Exercise brief
Looking through the listing, how many of its lines hold the word "Recording"? Answer with only the number.

Material provided
=======
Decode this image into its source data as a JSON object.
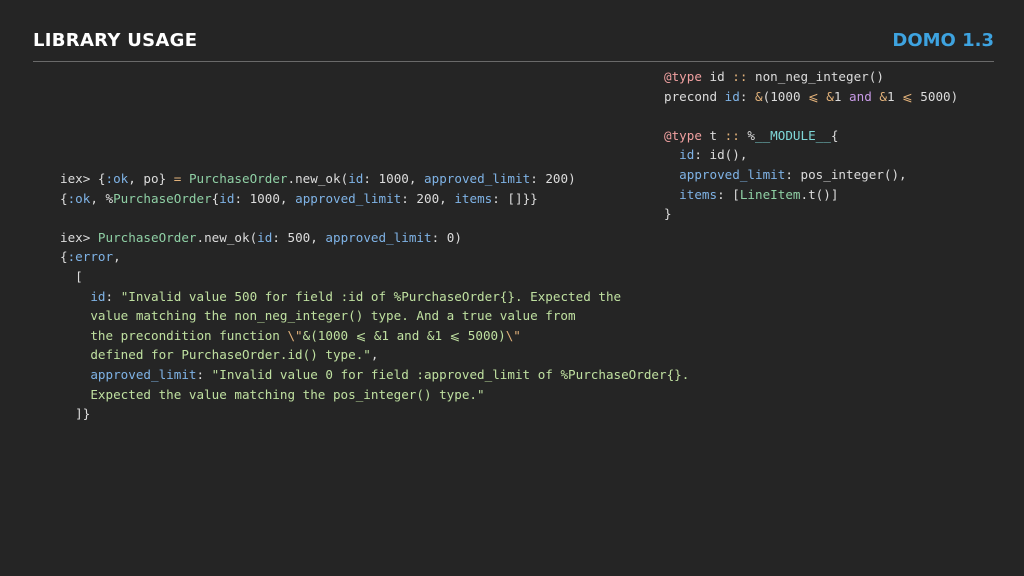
{
  "header": {
    "title": "LIBRARY USAGE",
    "version": "DOMO 1.3"
  },
  "colors": {
    "background": "#252525",
    "accent": "#3ea3e0",
    "title": "#ffffff",
    "rule": "#6a6a6a"
  },
  "code_right": {
    "lines": [
      [
        [
          "keyword",
          "@type"
        ],
        [
          "plain",
          " id "
        ],
        [
          "op",
          "::"
        ],
        [
          "plain",
          " non_neg_integer()"
        ]
      ],
      [
        [
          "plain",
          "precond "
        ],
        [
          "attr",
          "id"
        ],
        [
          "plain",
          ": "
        ],
        [
          "op",
          "&"
        ],
        [
          "plain",
          "(1000 "
        ],
        [
          "op",
          "⩽"
        ],
        [
          "plain",
          " "
        ],
        [
          "op",
          "&"
        ],
        [
          "plain",
          "1 "
        ],
        [
          "and",
          "and"
        ],
        [
          "plain",
          " "
        ],
        [
          "op",
          "&"
        ],
        [
          "plain",
          "1 "
        ],
        [
          "op",
          "⩽"
        ],
        [
          "plain",
          " 5000)"
        ]
      ],
      [],
      [
        [
          "keyword",
          "@type"
        ],
        [
          "plain",
          " t "
        ],
        [
          "op",
          "::"
        ],
        [
          "plain",
          " %"
        ],
        [
          "module",
          "__MODULE__"
        ],
        [
          "plain",
          "{"
        ]
      ],
      [
        [
          "plain",
          "  "
        ],
        [
          "attr",
          "id"
        ],
        [
          "plain",
          ": id(),"
        ]
      ],
      [
        [
          "plain",
          "  "
        ],
        [
          "attr",
          "approved_limit"
        ],
        [
          "plain",
          ": pos_integer(),"
        ]
      ],
      [
        [
          "plain",
          "  "
        ],
        [
          "attr",
          "items"
        ],
        [
          "plain",
          ": ["
        ],
        [
          "type",
          "LineItem"
        ],
        [
          "plain",
          ".t()]"
        ]
      ],
      [
        [
          "plain",
          "}"
        ]
      ]
    ]
  },
  "code_left": {
    "lines": [
      [
        [
          "plain",
          "iex> {"
        ],
        [
          "attr",
          ":ok"
        ],
        [
          "plain",
          ", po} "
        ],
        [
          "op",
          "="
        ],
        [
          "plain",
          " "
        ],
        [
          "type",
          "PurchaseOrder"
        ],
        [
          "plain",
          ".new_ok("
        ],
        [
          "attr",
          "id"
        ],
        [
          "plain",
          ": 1000, "
        ],
        [
          "attr",
          "approved_limit"
        ],
        [
          "plain",
          ": 200)"
        ]
      ],
      [
        [
          "plain",
          "{"
        ],
        [
          "attr",
          ":ok"
        ],
        [
          "plain",
          ", %"
        ],
        [
          "type",
          "PurchaseOrder"
        ],
        [
          "plain",
          "{"
        ],
        [
          "attr",
          "id"
        ],
        [
          "plain",
          ": 1000, "
        ],
        [
          "attr",
          "approved_limit"
        ],
        [
          "plain",
          ": 200, "
        ],
        [
          "attr",
          "items"
        ],
        [
          "plain",
          ": []}}"
        ]
      ],
      [],
      [
        [
          "plain",
          "iex> "
        ],
        [
          "type",
          "PurchaseOrder"
        ],
        [
          "plain",
          ".new_ok("
        ],
        [
          "attr",
          "id"
        ],
        [
          "plain",
          ": 500, "
        ],
        [
          "attr",
          "approved_limit"
        ],
        [
          "plain",
          ": 0)"
        ]
      ],
      [
        [
          "plain",
          "{"
        ],
        [
          "attr",
          ":error"
        ],
        [
          "plain",
          ","
        ]
      ],
      [
        [
          "plain",
          "  ["
        ]
      ],
      [
        [
          "plain",
          "    "
        ],
        [
          "attr",
          "id"
        ],
        [
          "plain",
          ": "
        ],
        [
          "string",
          "\"Invalid value 500 for field :id of %PurchaseOrder{}. Expected the"
        ]
      ],
      [
        [
          "string",
          "    value matching the non_neg_integer() type. And a true value from"
        ]
      ],
      [
        [
          "string",
          "    the precondition function "
        ],
        [
          "op",
          "\\\""
        ],
        [
          "string",
          "&(1000 ⩽ &1 and &1 ⩽ 5000)"
        ],
        [
          "op",
          "\\\""
        ]
      ],
      [
        [
          "string",
          "    defined for PurchaseOrder.id() type.\""
        ],
        [
          "plain",
          ","
        ]
      ],
      [
        [
          "plain",
          "    "
        ],
        [
          "attr",
          "approved_limit"
        ],
        [
          "plain",
          ": "
        ],
        [
          "string",
          "\"Invalid value 0 for field :approved_limit of %PurchaseOrder{}."
        ]
      ],
      [
        [
          "string",
          "    Expected the value matching the pos_integer() type.\""
        ]
      ],
      [
        [
          "plain",
          "  ]}"
        ]
      ]
    ]
  }
}
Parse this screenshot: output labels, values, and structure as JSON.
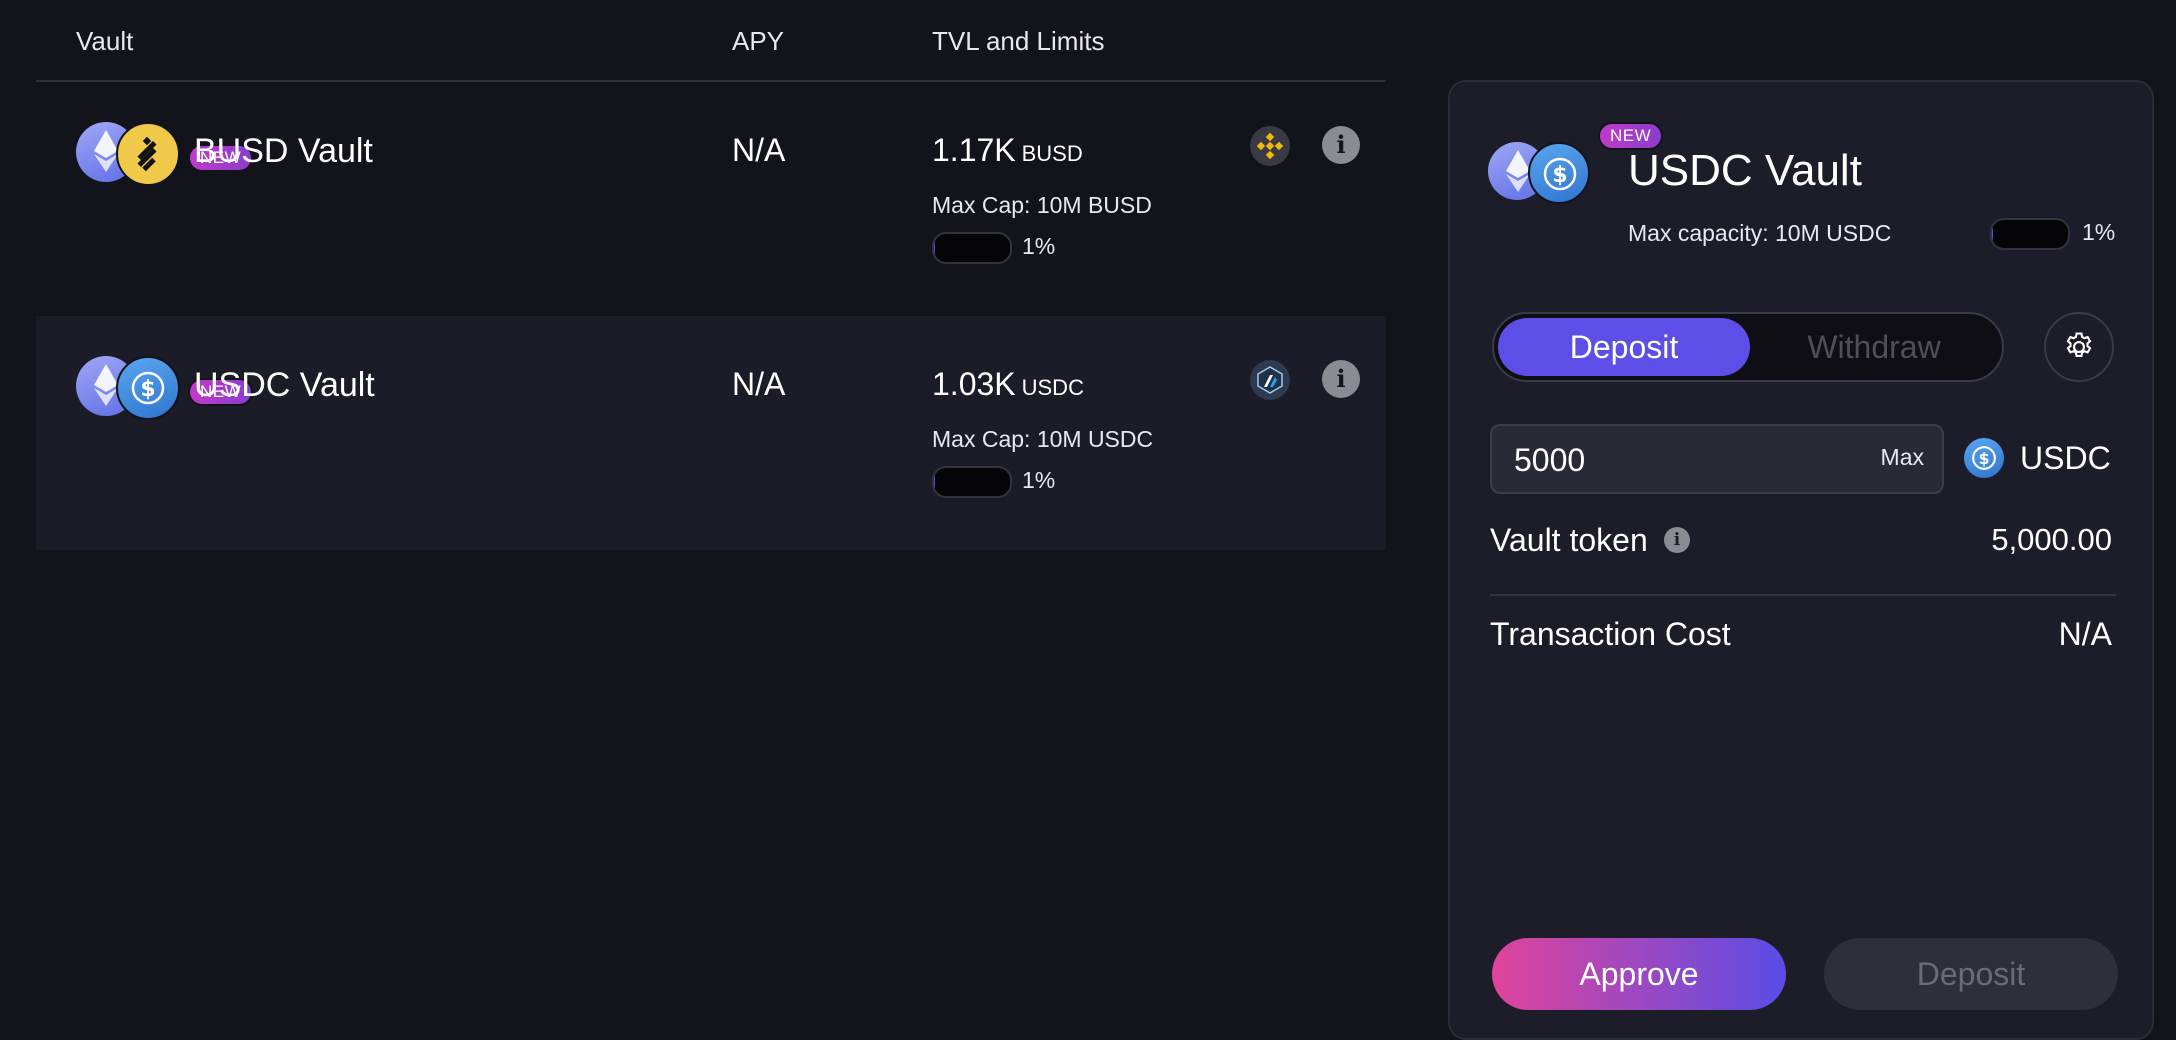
{
  "table": {
    "headers": {
      "vault": "Vault",
      "apy": "APY",
      "tvl": "TVL and Limits"
    },
    "rows": [
      {
        "name": "BUSD Vault",
        "badge": "NEW",
        "tokens": [
          "eth-icon",
          "busd-icon"
        ],
        "apy": "N/A",
        "tvl_value": "1.17K",
        "tvl_unit": "BUSD",
        "max_cap": "Max Cap: 10M BUSD",
        "progress_percent": 1,
        "progress_label": "1%",
        "network_icon": "bnb-chain-icon",
        "accent_color": "#f1c94a"
      },
      {
        "name": "USDC Vault",
        "badge": "NEW",
        "tokens": [
          "eth-icon",
          "usdc-icon"
        ],
        "apy": "N/A",
        "tvl_value": "1.03K",
        "tvl_unit": "USDC",
        "max_cap": "Max Cap: 10M USDC",
        "progress_percent": 1,
        "progress_label": "1%",
        "network_icon": "arbitrum-icon",
        "accent_color": "#2f74d0"
      }
    ]
  },
  "panel": {
    "title": "USDC Vault",
    "badge": "NEW",
    "max_capacity": "Max capacity: 10M USDC",
    "progress_percent": 1,
    "progress_label": "1%",
    "tabs": {
      "deposit": "Deposit",
      "withdraw": "Withdraw",
      "active": "deposit"
    },
    "amount": {
      "value": "5000",
      "max_label": "Max",
      "token": "USDC"
    },
    "vault_token": {
      "label": "Vault token",
      "value": "5,000.00"
    },
    "transaction_cost": {
      "label": "Transaction Cost",
      "value": "N/A"
    },
    "buttons": {
      "approve": "Approve",
      "deposit": "Deposit"
    }
  },
  "colors": {
    "background": "#13131b",
    "panel": "#1d1d29",
    "accent": "#5d4ee8",
    "approve_gradient_start": "#e0449b",
    "badge": "#c03bc9"
  }
}
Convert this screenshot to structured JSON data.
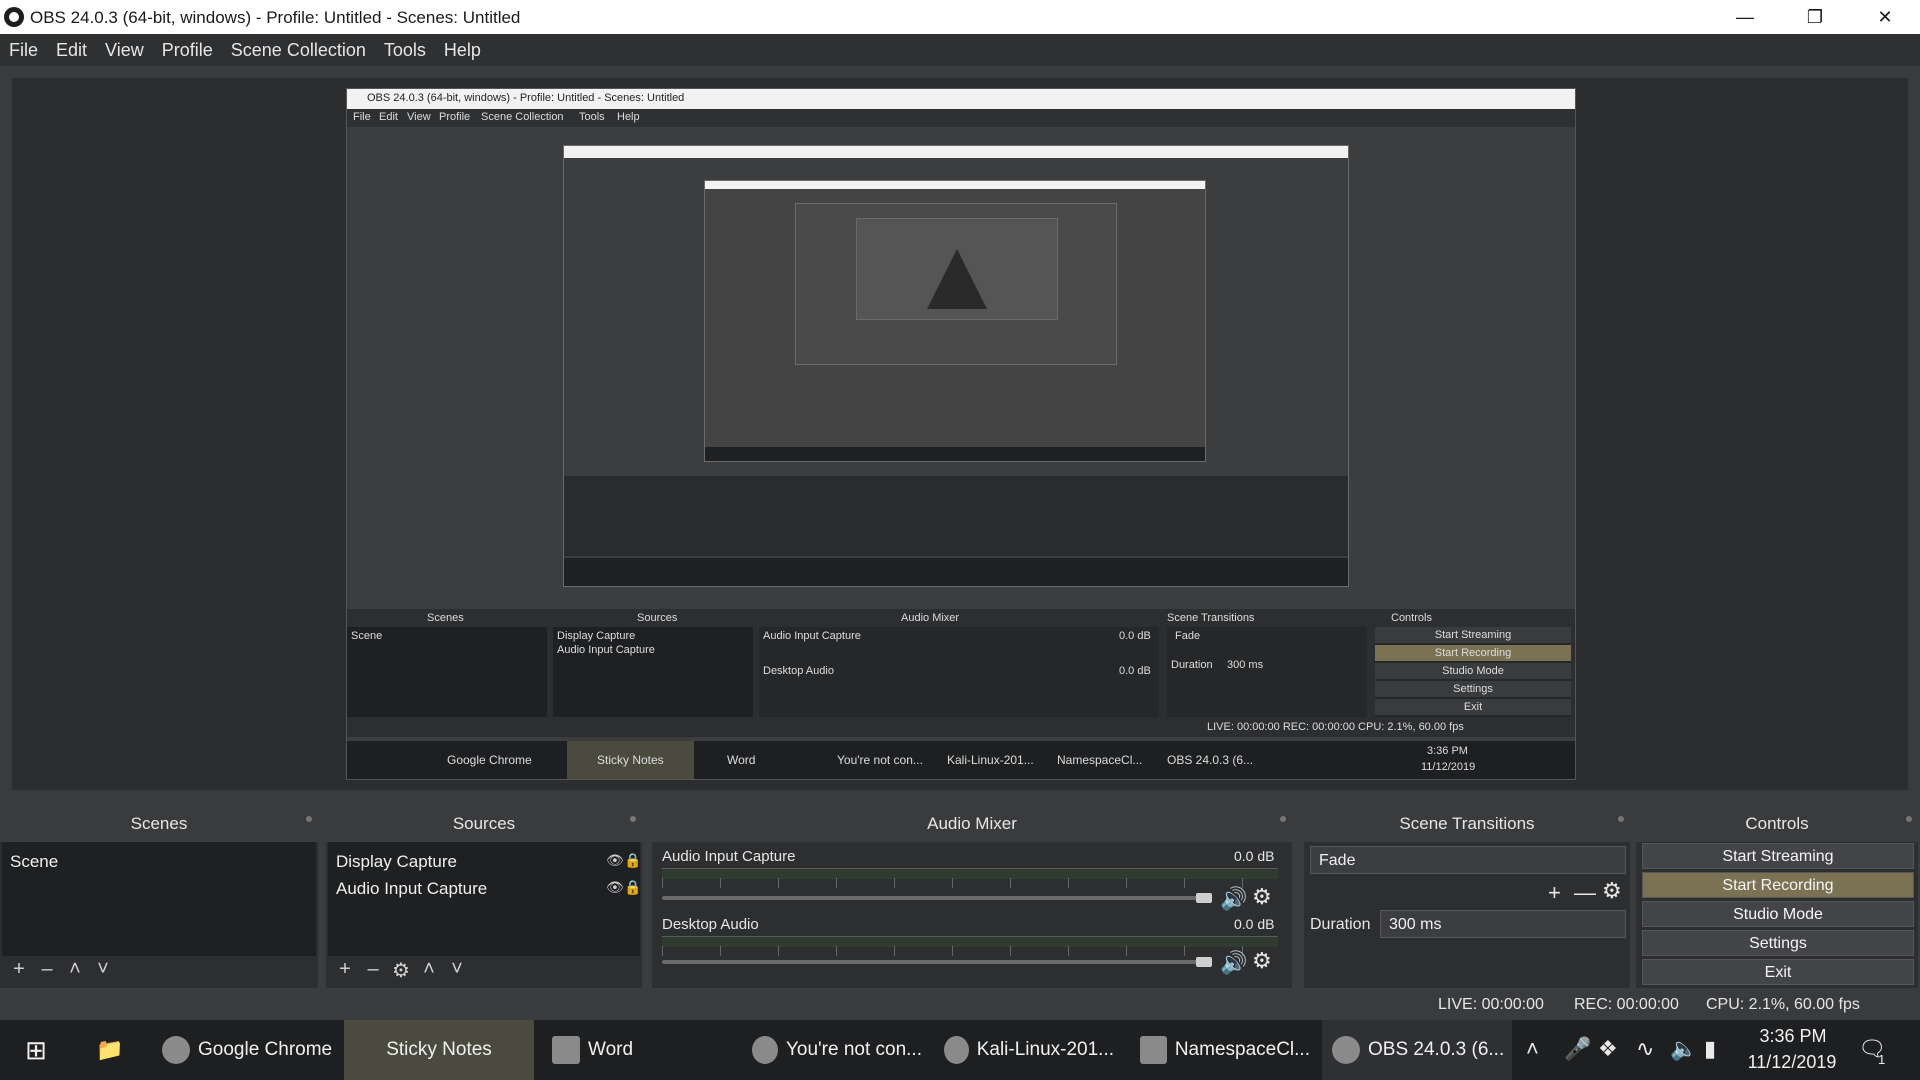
{
  "window": {
    "title": "OBS 24.0.3 (64-bit, windows) - Profile: Untitled - Scenes: Untitled",
    "minimize_icon": "minimize-icon",
    "maximize_icon": "restore-icon",
    "close_icon": "close-icon"
  },
  "menu": [
    "File",
    "Edit",
    "View",
    "Profile",
    "Scene Collection",
    "Tools",
    "Help"
  ],
  "preview": {
    "nested_title": "OBS 24.0.3 (64-bit, windows) - Profile: Untitled - Scenes: Untitled",
    "nested_menu": [
      "File",
      "Edit",
      "View",
      "Profile",
      "Scene Collection",
      "Tools",
      "Help"
    ],
    "nested_docks": [
      "Scenes",
      "Sources",
      "Audio Mixer",
      "Scene Transitions",
      "Controls"
    ],
    "nested_scene": "Scene",
    "nested_sources": [
      "Display Capture",
      "Audio Input Capture"
    ],
    "nested_audio": [
      "Audio Input Capture",
      "Desktop Audio"
    ],
    "nested_db": "0.0 dB",
    "nested_fade": "Fade",
    "nested_duration_label": "Duration",
    "nested_duration": "300 ms",
    "nested_controls": [
      "Start Streaming",
      "Start Recording",
      "Studio Mode",
      "Settings",
      "Exit"
    ],
    "nested_status": "LIVE: 00:00:00    REC: 00:00:00    CPU: 2.1%, 60.00 fps",
    "nested_taskbar": [
      "Google Chrome",
      "Sticky Notes",
      "Word",
      "You're not con...",
      "Kali-Linux-201...",
      "NamespaceCl...",
      "OBS 24.0.3 (6..."
    ],
    "nested_time": "3:36 PM",
    "nested_date": "11/12/2019"
  },
  "docks": {
    "scenes": {
      "title": "Scenes",
      "items": [
        "Scene"
      ]
    },
    "sources": {
      "title": "Sources",
      "items": [
        "Display Capture",
        "Audio Input Capture"
      ]
    },
    "audio_mixer": {
      "title": "Audio Mixer",
      "channels": [
        {
          "name": "Audio Input Capture",
          "db": "0.0 dB"
        },
        {
          "name": "Desktop Audio",
          "db": "0.0 dB"
        }
      ]
    },
    "scene_transitions": {
      "title": "Scene Transitions",
      "transition": "Fade",
      "duration_label": "Duration",
      "duration": "300 ms"
    },
    "controls": {
      "title": "Controls",
      "buttons": [
        "Start Streaming",
        "Start Recording",
        "Studio Mode",
        "Settings",
        "Exit"
      ],
      "active": "Start Recording"
    }
  },
  "status": {
    "live": "LIVE: 00:00:00",
    "rec": "REC: 00:00:00",
    "cpu": "CPU: 2.1%, 60.00 fps"
  },
  "taskbar": {
    "items": [
      "Google Chrome",
      "Sticky Notes",
      "Word",
      "You're not con...",
      "Kali-Linux-201...",
      "NamespaceCl...",
      "OBS 24.0.3 (6..."
    ],
    "time": "3:36 PM",
    "date": "11/12/2019",
    "notification_count": "1"
  },
  "colors": {
    "accent_active": "#7a7253",
    "panel": "#2d2e30",
    "background": "#3a3b3d"
  }
}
=======
Response for this exercise
3